» Task goal: Copy out the data exactly, leaving the pictures behind.

» Dataset content:
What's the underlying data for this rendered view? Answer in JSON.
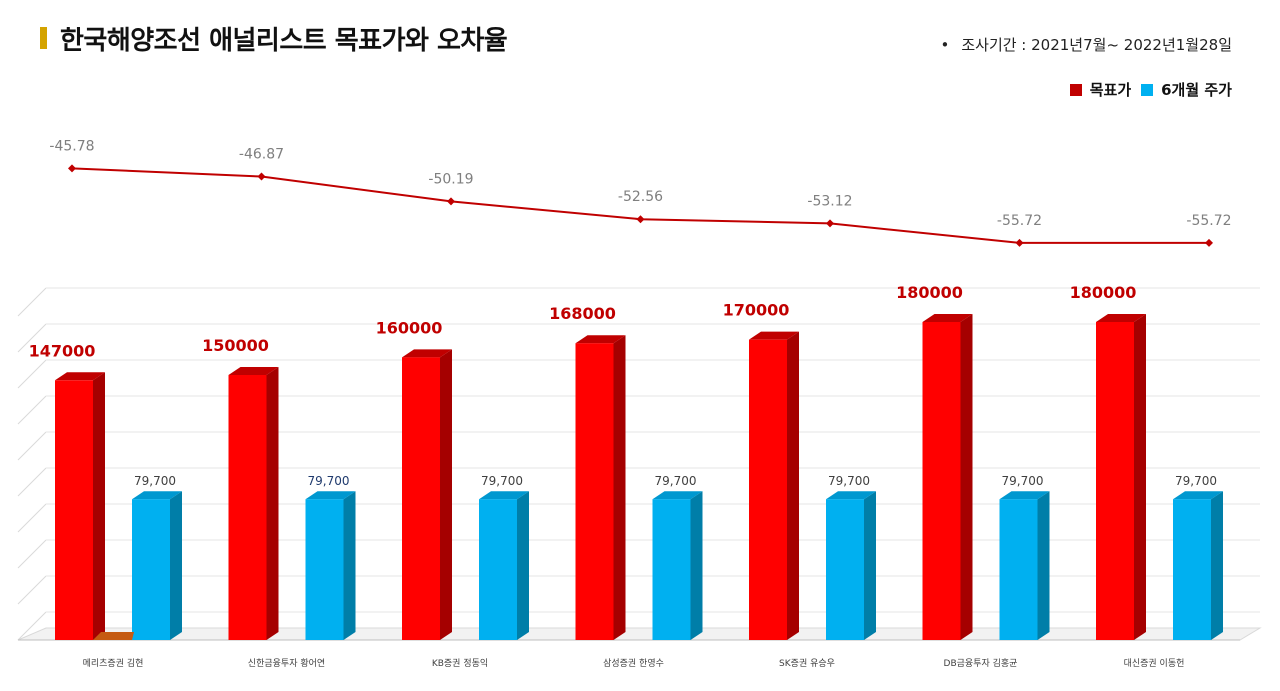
{
  "title": "한국해양조선 애널리스트 목표가와 오차율",
  "period": {
    "bullet": "•",
    "text": "조사기간 : 2021년7월~ 2022년1월28일"
  },
  "legend": [
    {
      "label": "목표가",
      "color": "#c00000"
    },
    {
      "label": "6개월 주가",
      "color": "#00b0f0"
    }
  ],
  "chart_data": [
    {
      "type": "line",
      "title": "",
      "categories": [
        "메리츠증권 김현",
        "신한금융투자 황어연",
        "KB증권 정동익",
        "삼성증권 한영수",
        "SK증권 유승우",
        "DB금융투자 김홍균",
        "대신증권 이동헌"
      ],
      "series": [
        {
          "values": [
            -45.78,
            -46.87,
            -50.19,
            -52.56,
            -53.12,
            -55.72,
            -55.72
          ],
          "labels": [
            "-45.78",
            "-46.87",
            "-50.19",
            "-52.56",
            "-53.12",
            "-55.72",
            "-55.72"
          ],
          "color": "#c00000"
        }
      ],
      "ylim": [
        -60,
        -40
      ]
    },
    {
      "type": "bar",
      "title": "",
      "categories": [
        "메리츠증권 김현",
        "신한금융투자 황어연",
        "KB증권 정동익",
        "삼성증권 한영수",
        "SK증권 유승우",
        "DB금융투자 김홍균",
        "대신증권 이동헌"
      ],
      "series": [
        {
          "name": "목표가",
          "values": [
            147000,
            150000,
            160000,
            168000,
            170000,
            180000,
            180000
          ],
          "labels": [
            "147000",
            "150000",
            "160000",
            "168000",
            "170000",
            "180000",
            "180000"
          ],
          "color": "#ff0000"
        },
        {
          "name": "6개월 주가",
          "values": [
            79700,
            79700,
            79700,
            79700,
            79700,
            79700,
            79700
          ],
          "labels": [
            "79,700",
            "79,700",
            "79,700",
            "79,700",
            "79,700",
            "79,700",
            "79,700"
          ],
          "color": "#00b0f0"
        }
      ],
      "ylim": [
        0,
        180000
      ],
      "grid": true
    }
  ]
}
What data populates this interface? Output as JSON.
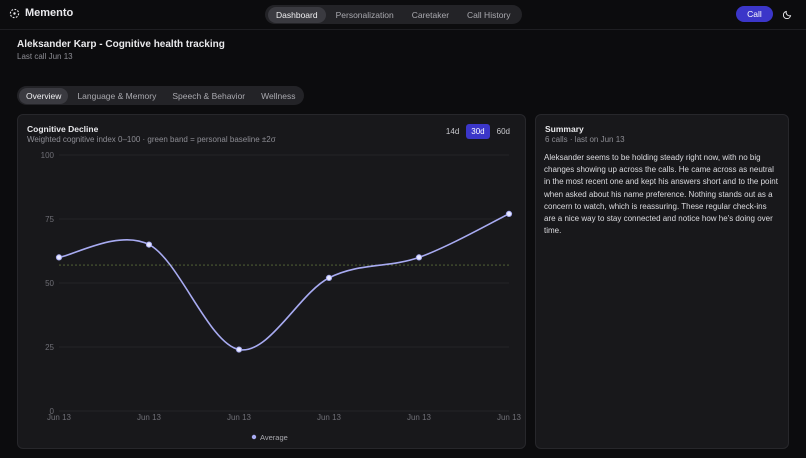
{
  "topbar": {
    "app_name": "Memento",
    "nav": [
      "Dashboard",
      "Personalization",
      "Caretaker",
      "Call History"
    ],
    "call_button": "Call"
  },
  "header": {
    "title": "Aleksander Karp - Cognitive health tracking",
    "subtitle": "Last call Jun 13"
  },
  "tabs": [
    "Overview",
    "Language & Memory",
    "Speech & Behavior",
    "Wellness"
  ],
  "ranges": [
    "14d",
    "30d",
    "60d"
  ],
  "chart_data": {
    "type": "line",
    "title": "Cognitive Decline",
    "subtitle": "Weighted cognitive index 0–100 · green band = personal baseline ±2σ",
    "categories": [
      "Jun 13",
      "Jun 13",
      "Jun 13",
      "Jun 13",
      "Jun 13",
      "Jun 13"
    ],
    "series": [
      {
        "name": "Average",
        "color": "#a8abf2",
        "values": [
          60,
          65,
          24,
          52,
          60,
          77
        ]
      }
    ],
    "baseline": 57,
    "ylim": [
      0,
      100
    ],
    "yticks": [
      0,
      25,
      50,
      75,
      100
    ],
    "grid": true
  },
  "summary": {
    "title": "Summary",
    "meta": "6 calls · last on Jun 13",
    "text": "Aleksander seems to be holding steady right now, with no big changes showing up across the calls. He came across as neutral in the most recent one and kept his answers short and to the point when asked about his name preference. Nothing stands out as a concern to watch, which is reassuring. These regular check-ins are a nice way to stay connected and notice how he's doing over time."
  }
}
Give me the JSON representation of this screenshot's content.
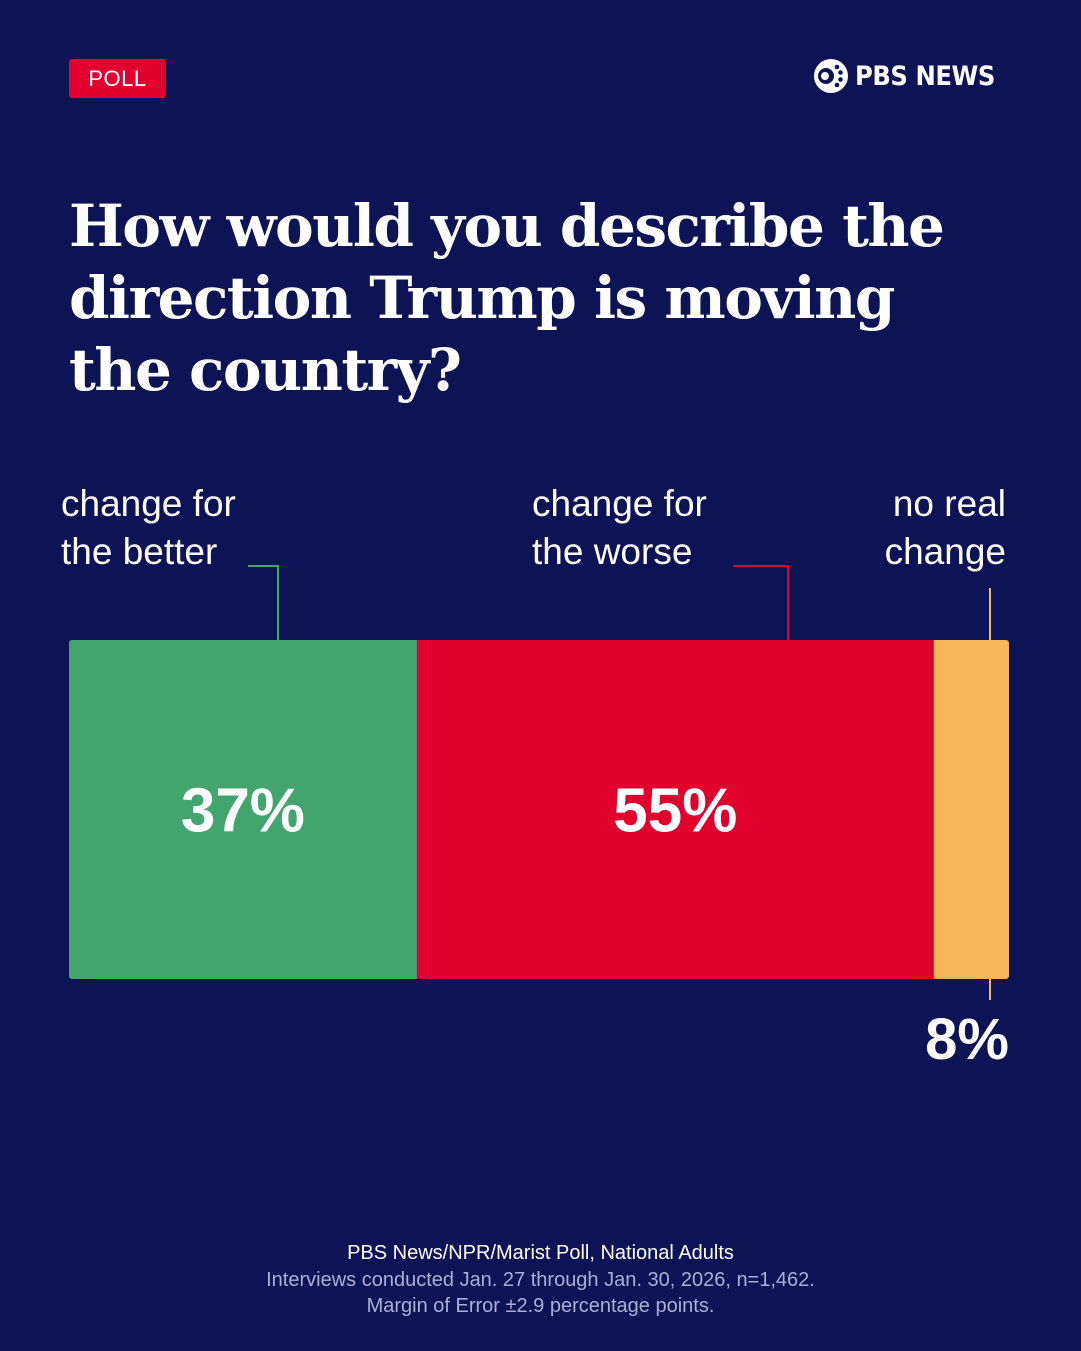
{
  "badge": "POLL",
  "brand": {
    "name": "PBS NEWS",
    "logo_icon": "pbs-head-logo"
  },
  "headline": "How would you describe the direction Trump is moving the country?",
  "chart_data": {
    "type": "bar",
    "orientation": "horizontal-stacked",
    "categories": [
      "change for the better",
      "change for the worse",
      "no real change"
    ],
    "values": [
      37,
      55,
      8
    ],
    "value_labels": [
      "37%",
      "55%",
      "8%"
    ],
    "colors": [
      "#43a56e",
      "#e2002e",
      "#f7b658"
    ],
    "unit": "%",
    "grid": false,
    "legend": "none"
  },
  "labels": {
    "better": "change for\nthe better",
    "worse": "change for\nthe worse",
    "nochange": "no real\nchange"
  },
  "footer": {
    "source": "PBS News/NPR/Marist Poll, National Adults",
    "interviews": "Interviews conducted Jan. 27 through Jan. 30, 2026, n=1,462.",
    "margin": "Margin of Error ±2.9 percentage points."
  }
}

» Finished exercise:
What's the underlying data for this rendered view? Answer in JSON.
{
  "title": "한국해양조선 애널리스트 목표가와 오차율",
  "period": {
    "bullet": "•",
    "text": "조사기간 : 2021년7월~ 2022년1월28일"
  },
  "legend": [
    {
      "label": "목표가",
      "color": "#c00000"
    },
    {
      "label": "6개월 주가",
      "color": "#00b0f0"
    }
  ],
  "chart_data": [
    {
      "type": "line",
      "title": "",
      "categories": [
        "메리츠증권 김현",
        "신한금융투자 황어연",
        "KB증권 정동익",
        "삼성증권 한영수",
        "SK증권 유승우",
        "DB금융투자 김홍균",
        "대신증권 이동헌"
      ],
      "series": [
        {
          "values": [
            -45.78,
            -46.87,
            -50.19,
            -52.56,
            -53.12,
            -55.72,
            -55.72
          ],
          "labels": [
            "-45.78",
            "-46.87",
            "-50.19",
            "-52.56",
            "-53.12",
            "-55.72",
            "-55.72"
          ],
          "color": "#c00000"
        }
      ],
      "ylim": [
        -60,
        -40
      ]
    },
    {
      "type": "bar",
      "title": "",
      "categories": [
        "메리츠증권 김현",
        "신한금융투자 황어연",
        "KB증권 정동익",
        "삼성증권 한영수",
        "SK증권 유승우",
        "DB금융투자 김홍균",
        "대신증권 이동헌"
      ],
      "series": [
        {
          "name": "목표가",
          "values": [
            147000,
            150000,
            160000,
            168000,
            170000,
            180000,
            180000
          ],
          "labels": [
            "147000",
            "150000",
            "160000",
            "168000",
            "170000",
            "180000",
            "180000"
          ],
          "color": "#ff0000"
        },
        {
          "name": "6개월 주가",
          "values": [
            79700,
            79700,
            79700,
            79700,
            79700,
            79700,
            79700
          ],
          "labels": [
            "79,700",
            "79,700",
            "79,700",
            "79,700",
            "79,700",
            "79,700",
            "79,700"
          ],
          "color": "#00b0f0"
        }
      ],
      "ylim": [
        0,
        180000
      ],
      "grid": true
    }
  ]
}
What data populates this interface? Output as JSON.
{
  "topbar": {
    "app_name": "Memento",
    "nav": [
      "Dashboard",
      "Personalization",
      "Caretaker",
      "Call History"
    ],
    "call_button": "Call"
  },
  "header": {
    "title": "Aleksander Karp - Cognitive health tracking",
    "subtitle": "Last call Jun 13"
  },
  "tabs": [
    "Overview",
    "Language & Memory",
    "Speech & Behavior",
    "Wellness"
  ],
  "ranges": [
    "14d",
    "30d",
    "60d"
  ],
  "chart_data": {
    "type": "line",
    "title": "Cognitive Decline",
    "subtitle": "Weighted cognitive index 0–100 · green band = personal baseline ±2σ",
    "categories": [
      "Jun 13",
      "Jun 13",
      "Jun 13",
      "Jun 13",
      "Jun 13",
      "Jun 13"
    ],
    "series": [
      {
        "name": "Average",
        "color": "#a8abf2",
        "values": [
          60,
          65,
          24,
          52,
          60,
          77
        ]
      }
    ],
    "baseline": 57,
    "ylim": [
      0,
      100
    ],
    "yticks": [
      0,
      25,
      50,
      75,
      100
    ],
    "grid": true
  },
  "summary": {
    "title": "Summary",
    "meta": "6 calls · last on Jun 13",
    "text": "Aleksander seems to be holding steady right now, with no big changes showing up across the calls. He came across as neutral in the most recent one and kept his answers short and to the point when asked about his name preference. Nothing stands out as a concern to watch, which is reassuring. These regular check-ins are a nice way to stay connected and notice how he's doing over time."
  }
}
Give me the JSON representation of this screenshot's content.
{
  "badge": "POLL",
  "brand": {
    "name": "PBS NEWS",
    "logo_icon": "pbs-head-logo"
  },
  "headline": "How would you describe the direction Trump is moving the country?",
  "chart_data": {
    "type": "bar",
    "orientation": "horizontal-stacked",
    "categories": [
      "change for the better",
      "change for the worse",
      "no real change"
    ],
    "values": [
      37,
      55,
      8
    ],
    "value_labels": [
      "37%",
      "55%",
      "8%"
    ],
    "colors": [
      "#43a56e",
      "#e2002e",
      "#f7b658"
    ],
    "unit": "%",
    "grid": false,
    "legend": "none"
  },
  "labels": {
    "better": "change for\nthe better",
    "worse": "change for\nthe worse",
    "nochange": "no real\nchange"
  },
  "footer": {
    "source": "PBS News/NPR/Marist Poll, National Adults",
    "interviews": "Interviews conducted Jan. 27 through Jan. 30, 2026, n=1,462.",
    "margin": "Margin of Error ±2.9 percentage points."
  }
}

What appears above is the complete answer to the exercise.